Written instruction ▸ Return the material word for word. Do not include the pictures.

Material ▸

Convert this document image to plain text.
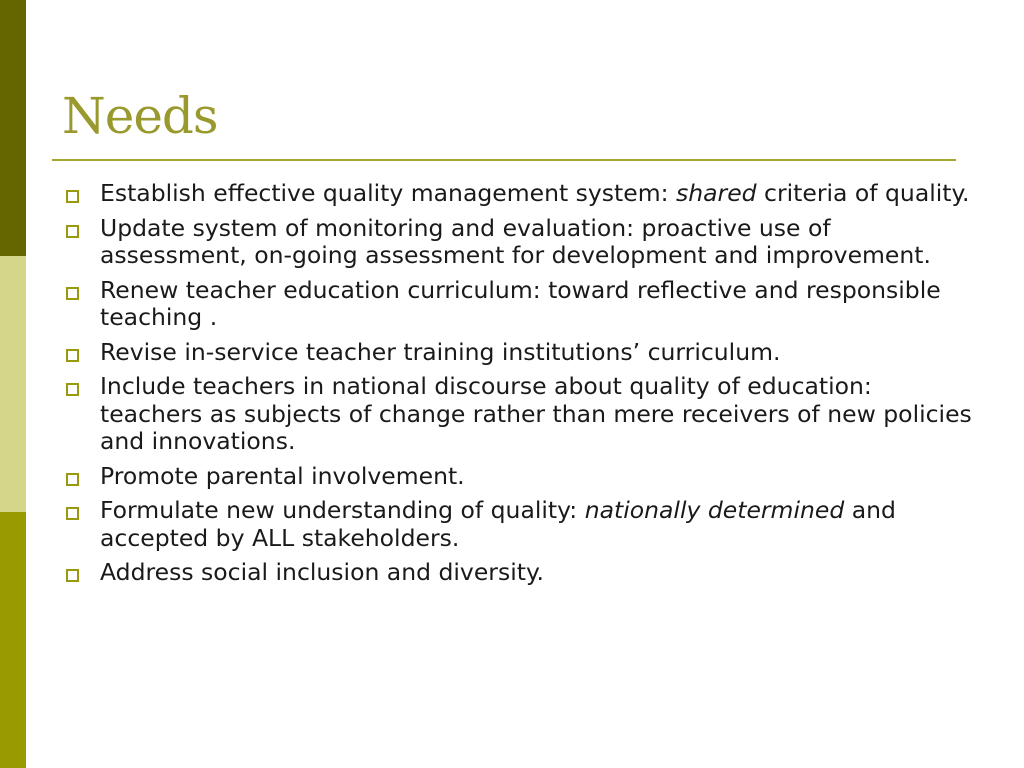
Needs
Establish effective quality management system: shared criteria of quality.
Update system of monitoring and evaluation: proactive use of assessment, on-going assessment for development and improvement.
Renew teacher education curriculum: toward reflective and responsible teaching .
Revise in-service teacher training institutions’ curriculum.
Include teachers in national discourse about quality of education: teachers as subjects of change rather than mere receivers of new policies and innovations.
Promote parental involvement.
Formulate new understanding of quality: nationally determined and accepted by ALL stakeholders.
Address social inclusion and diversity.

Solution ▸
Convert this document image to plain text.
Needs
Establish effective quality management system: shared criteria of quality.
Update system of monitoring and evaluation: proactive use of assessment, on-going assessment for development and improvement.
Renew teacher education curriculum: toward reflective and responsible teaching .
Revise in-service teacher training institutions’ curriculum.
Include teachers in national discourse about quality of education: teachers as subjects of change rather than mere receivers of new policies and innovations.
Promote parental involvement.
Formulate new understanding of quality: nationally determined and accepted by ALL stakeholders.
Address social inclusion and diversity.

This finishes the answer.